• Set task
Render the material again word for word, skipping the pictures in it.

• Material for this exercise

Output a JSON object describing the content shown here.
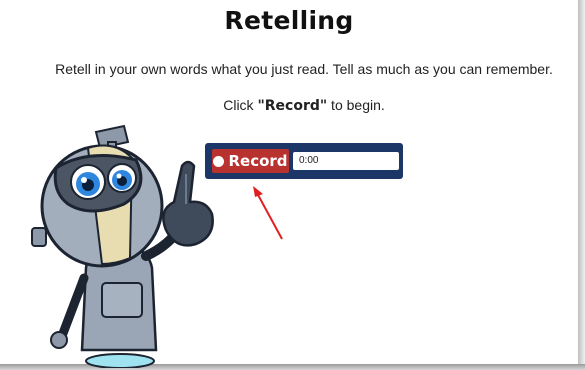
{
  "title": "Retelling",
  "instruction": "Retell in your own words what you just read. Tell as much as you can remember.",
  "prompt": {
    "prefix": "Click ",
    "keyword": "\"Record\"",
    "suffix": " to begin."
  },
  "recorder": {
    "record_label": "Record",
    "timer": "0:00"
  },
  "colors": {
    "recorder_bg": "#1d3668",
    "record_button": "#b8322f",
    "arrow": "#e02020"
  },
  "icons": [
    "record-dot-icon",
    "robot-mascot",
    "pointer-arrow-icon"
  ]
}
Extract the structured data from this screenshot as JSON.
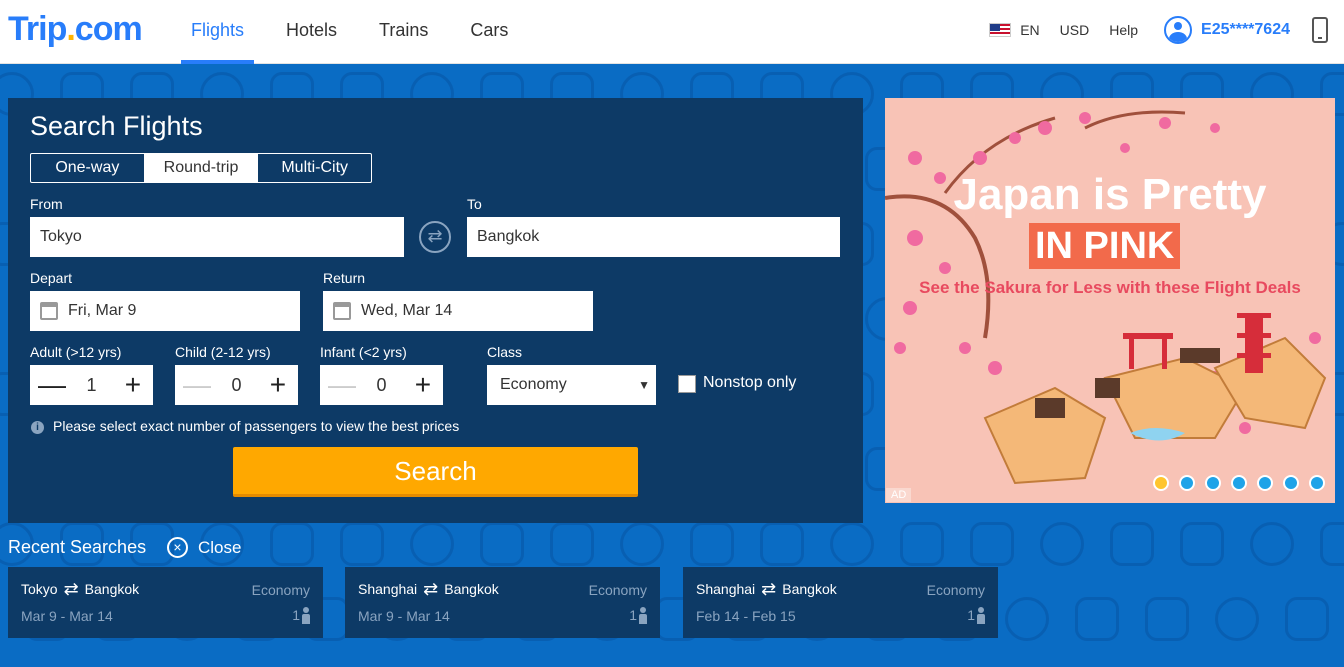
{
  "header": {
    "logo": {
      "main": "Trip",
      "dot": ".",
      "tail": "com"
    },
    "nav": [
      {
        "label": "Flights",
        "active": true
      },
      {
        "label": "Hotels"
      },
      {
        "label": "Trains"
      },
      {
        "label": "Cars"
      }
    ],
    "language": "EN",
    "currency": "USD",
    "help": "Help",
    "user": "E25****7624"
  },
  "search": {
    "title": "Search Flights",
    "trip_types": [
      "One-way",
      "Round-trip",
      "Multi-City"
    ],
    "selected_trip_type": "Round-trip",
    "from_label": "From",
    "from_value": "Tokyo",
    "to_label": "To",
    "to_value": "Bangkok",
    "depart_label": "Depart",
    "depart_value": "Fri, Mar 9",
    "return_label": "Return",
    "return_value": "Wed, Mar 14",
    "adult_label": "Adult (>12 yrs)",
    "adult_value": "1",
    "child_label": "Child (2-12 yrs)",
    "child_value": "0",
    "infant_label": "Infant (<2 yrs)",
    "infant_value": "0",
    "class_label": "Class",
    "class_value": "Economy",
    "nonstop_label": "Nonstop only",
    "info_text": "Please select exact number of passengers to view the best prices",
    "search_button": "Search",
    "glyphs": {
      "minus": "—",
      "plus": "+",
      "swap": "⇄",
      "caret": "▼",
      "info": "i"
    }
  },
  "ad": {
    "title_line1": "Japan is Pretty",
    "title_line2": "IN PINK",
    "subtitle": "See the Sakura for Less with these Flight Deals",
    "tag": "AD",
    "slide_count": 7,
    "active_slide": 1
  },
  "recent": {
    "title": "Recent Searches",
    "close_label": "Close",
    "close_glyph": "×",
    "arrow_glyph": "⇄",
    "cards": [
      {
        "from": "Tokyo",
        "to": "Bangkok",
        "class": "Economy",
        "dates": "Mar 9 - Mar 14",
        "pax": "1"
      },
      {
        "from": "Shanghai",
        "to": "Bangkok",
        "class": "Economy",
        "dates": "Mar 9 - Mar 14",
        "pax": "1"
      },
      {
        "from": "Shanghai",
        "to": "Bangkok",
        "class": "Economy",
        "dates": "Feb 14 - Feb 15",
        "pax": "1"
      }
    ]
  },
  "colors": {
    "brand": "#287dfa",
    "panel": "#0d3a66",
    "background": "#0a6cc4",
    "search_button": "#ffa800"
  }
}
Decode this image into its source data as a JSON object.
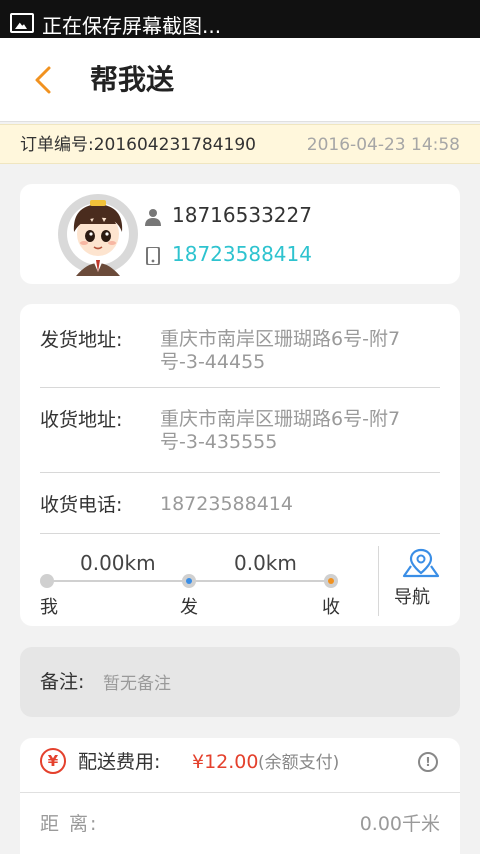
{
  "status_bar": {
    "notification": "正在保存屏幕截图..."
  },
  "header": {
    "title": "帮我送"
  },
  "order": {
    "number_label": "订单编号:201604231784190",
    "datetime": "2016-04-23 14:58"
  },
  "contact": {
    "phone_primary": "18716533227",
    "phone_secondary": "18723588414"
  },
  "addresses": {
    "sender_label": "发货地址:",
    "sender_value": "重庆市南岸区珊瑚路6号-附7号-3-44455",
    "receiver_label": "收货地址:",
    "receiver_value": "重庆市南岸区珊瑚路6号-附7号-3-435555",
    "receiver_phone_label": "收货电话:",
    "receiver_phone_value": "18723588414"
  },
  "route": {
    "distance_1": "0.00km",
    "distance_2": "0.0km",
    "point_me": "我",
    "point_send": "发",
    "point_receive": "收",
    "navigate_label": "导航"
  },
  "note": {
    "label": "备注:",
    "value": "暂无备注"
  },
  "fee": {
    "currency_icon": "¥",
    "label": "配送费用:",
    "amount": "¥12.00",
    "payment_note": "(余额支付)",
    "info_icon": "!",
    "distance_label": "距 离:",
    "distance_value": "0.00千米"
  },
  "colors": {
    "accent_orange": "#f19220",
    "phone_cyan": "#2ec3cf",
    "price_red": "#e4412d",
    "nav_blue": "#3a8ee6"
  }
}
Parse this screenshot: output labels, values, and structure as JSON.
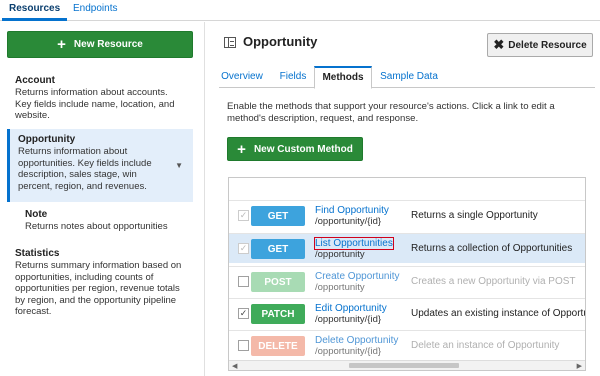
{
  "top_tabs": [
    {
      "label": "Resources",
      "active": true
    },
    {
      "label": "Endpoints",
      "active": false
    }
  ],
  "sidebar": {
    "new_resource_label": "New Resource",
    "items": [
      {
        "name": "Account",
        "desc": "Returns information about accounts. Key fields include name, location, and website."
      },
      {
        "name": "Opportunity",
        "desc": "Returns information about opportunities. Key fields include description, sales stage, win percent, region, and revenues."
      },
      {
        "name": "Note",
        "desc": "Returns notes about opportunities"
      },
      {
        "name": "Statistics",
        "desc": "Returns summary information based on opportunities, including counts of opportunities per region, revenue totals by region, and the opportunity pipeline forecast."
      }
    ]
  },
  "header": {
    "title": "Opportunity",
    "delete_label": "Delete Resource"
  },
  "tabs": [
    {
      "label": "Overview"
    },
    {
      "label": "Fields"
    },
    {
      "label": "Methods"
    },
    {
      "label": "Sample Data"
    }
  ],
  "methods_panel": {
    "intro": "Enable the methods that support your resource's actions. Click a link to edit a method's description, request, and response.",
    "new_custom_label": "New Custom Method",
    "rows": [
      {
        "verb": "GET",
        "name": "Find Opportunity",
        "path": "/opportunity/{id}",
        "desc": "Returns a single Opportunity",
        "checked": true
      },
      {
        "verb": "GET",
        "name": "List Opportunities",
        "path": "/opportunity",
        "desc": "Returns a collection of Opportunities",
        "checked": true
      },
      {
        "verb": "POST",
        "name": "Create Opportunity",
        "path": "/opportunity",
        "desc": "Creates a new Opportunity via POST",
        "checked": false
      },
      {
        "verb": "PATCH",
        "name": "Edit Opportunity",
        "path": "/opportunity/{id}",
        "desc": "Updates an existing instance of Opportunity",
        "checked": true
      },
      {
        "verb": "DELETE",
        "name": "Delete Opportunity",
        "path": "/opportunity/{id}",
        "desc": "Delete an instance of Opportunity",
        "checked": false
      }
    ]
  },
  "icons": {
    "plus": "plus-icon",
    "delete": "close-icon",
    "title": "resource-icon",
    "expand": "chevron-down-icon"
  },
  "colors": {
    "accent": "#0572ce",
    "primary_button": "#2a8a38",
    "get": "#3da3dd",
    "patch": "#3fab5a",
    "post_disabled": "#a8dbb4",
    "delete_disabled": "#f4b9a9",
    "highlight_outline": "#d0021b"
  }
}
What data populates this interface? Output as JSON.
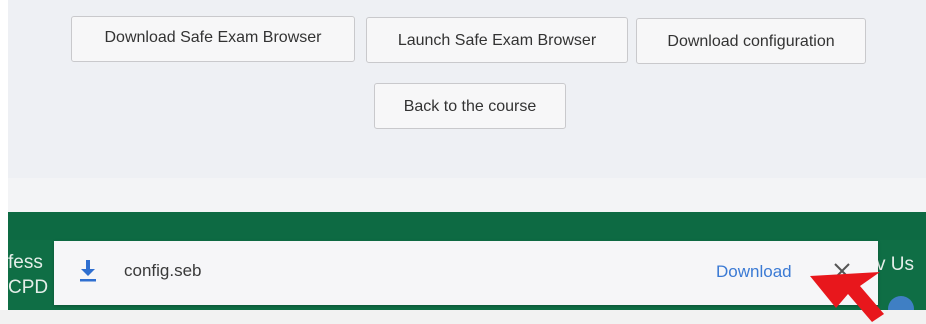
{
  "page": {
    "buttons": {
      "download_seb": "Download Safe Exam Browser",
      "launch_seb": "Launch Safe Exam Browser",
      "download_config": "Download configuration",
      "back_to_course": "Back to the course"
    },
    "footer": {
      "left_text_line1": "fess",
      "left_text_line2": "CPD",
      "right_text": "v Us",
      "color": "#0f6e45"
    }
  },
  "download_bar": {
    "icon": "download-arrow-icon",
    "filename": "config.seb",
    "action_label": "Download",
    "close_icon": "close-icon",
    "accent_color": "#3b7ad4"
  },
  "annotation": {
    "icon": "red-arrow-pointer",
    "color": "#e8171c"
  }
}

• Reply
Output a JSON object describing the content shown here.
{
  "title": "Retelling",
  "instruction": "Retell in your own words what you just read. Tell as much as you can remember.",
  "prompt": {
    "prefix": "Click ",
    "keyword": "\"Record\"",
    "suffix": " to begin."
  },
  "recorder": {
    "record_label": "Record",
    "timer": "0:00"
  },
  "colors": {
    "recorder_bg": "#1d3668",
    "record_button": "#b8322f",
    "arrow": "#e02020"
  },
  "icons": [
    "record-dot-icon",
    "robot-mascot",
    "pointer-arrow-icon"
  ]
}
Extract the structured data from this screenshot as JSON.
{
  "header": {
    "logo": {
      "main": "Trip",
      "dot": ".",
      "tail": "com"
    },
    "nav": [
      {
        "label": "Flights",
        "active": true
      },
      {
        "label": "Hotels"
      },
      {
        "label": "Trains"
      },
      {
        "label": "Cars"
      }
    ],
    "language": "EN",
    "currency": "USD",
    "help": "Help",
    "user": "E25****7624"
  },
  "search": {
    "title": "Search Flights",
    "trip_types": [
      "One-way",
      "Round-trip",
      "Multi-City"
    ],
    "selected_trip_type": "Round-trip",
    "from_label": "From",
    "from_value": "Tokyo",
    "to_label": "To",
    "to_value": "Bangkok",
    "depart_label": "Depart",
    "depart_value": "Fri, Mar 9",
    "return_label": "Return",
    "return_value": "Wed, Mar 14",
    "adult_label": "Adult (>12 yrs)",
    "adult_value": "1",
    "child_label": "Child (2-12 yrs)",
    "child_value": "0",
    "infant_label": "Infant (<2 yrs)",
    "infant_value": "0",
    "class_label": "Class",
    "class_value": "Economy",
    "nonstop_label": "Nonstop only",
    "info_text": "Please select exact number of passengers to view the best prices",
    "search_button": "Search",
    "glyphs": {
      "minus": "—",
      "plus": "+",
      "swap": "⇄",
      "caret": "▼",
      "info": "i"
    }
  },
  "ad": {
    "title_line1": "Japan is Pretty",
    "title_line2": "IN PINK",
    "subtitle": "See the Sakura for Less with these Flight Deals",
    "tag": "AD",
    "slide_count": 7,
    "active_slide": 1
  },
  "recent": {
    "title": "Recent Searches",
    "close_label": "Close",
    "close_glyph": "×",
    "arrow_glyph": "⇄",
    "cards": [
      {
        "from": "Tokyo",
        "to": "Bangkok",
        "class": "Economy",
        "dates": "Mar 9 - Mar 14",
        "pax": "1"
      },
      {
        "from": "Shanghai",
        "to": "Bangkok",
        "class": "Economy",
        "dates": "Mar 9 - Mar 14",
        "pax": "1"
      },
      {
        "from": "Shanghai",
        "to": "Bangkok",
        "class": "Economy",
        "dates": "Feb 14 - Feb 15",
        "pax": "1"
      }
    ]
  },
  "colors": {
    "brand": "#287dfa",
    "panel": "#0d3a66",
    "background": "#0a6cc4",
    "search_button": "#ffa800"
  }
}
Decode this image into its source data as a JSON object.
{
  "status_bar": {
    "notification": "正在保存屏幕截图..."
  },
  "header": {
    "title": "帮我送"
  },
  "order": {
    "number_label": "订单编号:201604231784190",
    "datetime": "2016-04-23 14:58"
  },
  "contact": {
    "phone_primary": "18716533227",
    "phone_secondary": "18723588414"
  },
  "addresses": {
    "sender_label": "发货地址:",
    "sender_value": "重庆市南岸区珊瑚路6号-附7号-3-44455",
    "receiver_label": "收货地址:",
    "receiver_value": "重庆市南岸区珊瑚路6号-附7号-3-435555",
    "receiver_phone_label": "收货电话:",
    "receiver_phone_value": "18723588414"
  },
  "route": {
    "distance_1": "0.00km",
    "distance_2": "0.0km",
    "point_me": "我",
    "point_send": "发",
    "point_receive": "收",
    "navigate_label": "导航"
  },
  "note": {
    "label": "备注:",
    "value": "暂无备注"
  },
  "fee": {
    "currency_icon": "¥",
    "label": "配送费用:",
    "amount": "¥12.00",
    "payment_note": "(余额支付)",
    "info_icon": "!",
    "distance_label": "距 离:",
    "distance_value": "0.00千米"
  },
  "colors": {
    "accent_orange": "#f19220",
    "phone_cyan": "#2ec3cf",
    "price_red": "#e4412d",
    "nav_blue": "#3a8ee6"
  }
}
Parse this screenshot: output labels, values, and structure as JSON.
{
  "top_tabs": [
    {
      "label": "Resources",
      "active": true
    },
    {
      "label": "Endpoints",
      "active": false
    }
  ],
  "sidebar": {
    "new_resource_label": "New Resource",
    "items": [
      {
        "name": "Account",
        "desc": "Returns information about accounts. Key fields include name, location, and website."
      },
      {
        "name": "Opportunity",
        "desc": "Returns information about opportunities. Key fields include description, sales stage, win percent, region, and revenues."
      },
      {
        "name": "Note",
        "desc": "Returns notes about opportunities"
      },
      {
        "name": "Statistics",
        "desc": "Returns summary information based on opportunities, including counts of opportunities per region, revenue totals by region, and the opportunity pipeline forecast."
      }
    ]
  },
  "header": {
    "title": "Opportunity",
    "delete_label": "Delete Resource"
  },
  "tabs": [
    {
      "label": "Overview"
    },
    {
      "label": "Fields"
    },
    {
      "label": "Methods"
    },
    {
      "label": "Sample Data"
    }
  ],
  "methods_panel": {
    "intro": "Enable the methods that support your resource's actions. Click a link to edit a method's description, request, and response.",
    "new_custom_label": "New Custom Method",
    "rows": [
      {
        "verb": "GET",
        "name": "Find Opportunity",
        "path": "/opportunity/{id}",
        "desc": "Returns a single Opportunity",
        "checked": true
      },
      {
        "verb": "GET",
        "name": "List Opportunities",
        "path": "/opportunity",
        "desc": "Returns a collection of Opportunities",
        "checked": true
      },
      {
        "verb": "POST",
        "name": "Create Opportunity",
        "path": "/opportunity",
        "desc": "Creates a new Opportunity via POST",
        "checked": false
      },
      {
        "verb": "PATCH",
        "name": "Edit Opportunity",
        "path": "/opportunity/{id}",
        "desc": "Updates an existing instance of Opportunity",
        "checked": true
      },
      {
        "verb": "DELETE",
        "name": "Delete Opportunity",
        "path": "/opportunity/{id}",
        "desc": "Delete an instance of Opportunity",
        "checked": false
      }
    ]
  },
  "icons": {
    "plus": "plus-icon",
    "delete": "close-icon",
    "title": "resource-icon",
    "expand": "chevron-down-icon"
  },
  "colors": {
    "accent": "#0572ce",
    "primary_button": "#2a8a38",
    "get": "#3da3dd",
    "patch": "#3fab5a",
    "post_disabled": "#a8dbb4",
    "delete_disabled": "#f4b9a9",
    "highlight_outline": "#d0021b"
  }
}
What data populates this interface? Output as JSON.
{
  "page": {
    "buttons": {
      "download_seb": "Download Safe Exam Browser",
      "launch_seb": "Launch Safe Exam Browser",
      "download_config": "Download configuration",
      "back_to_course": "Back to the course"
    },
    "footer": {
      "left_text_line1": "fess",
      "left_text_line2": "CPD",
      "right_text": "v Us",
      "color": "#0f6e45"
    }
  },
  "download_bar": {
    "icon": "download-arrow-icon",
    "filename": "config.seb",
    "action_label": "Download",
    "close_icon": "close-icon",
    "accent_color": "#3b7ad4"
  },
  "annotation": {
    "icon": "red-arrow-pointer",
    "color": "#e8171c"
  }
}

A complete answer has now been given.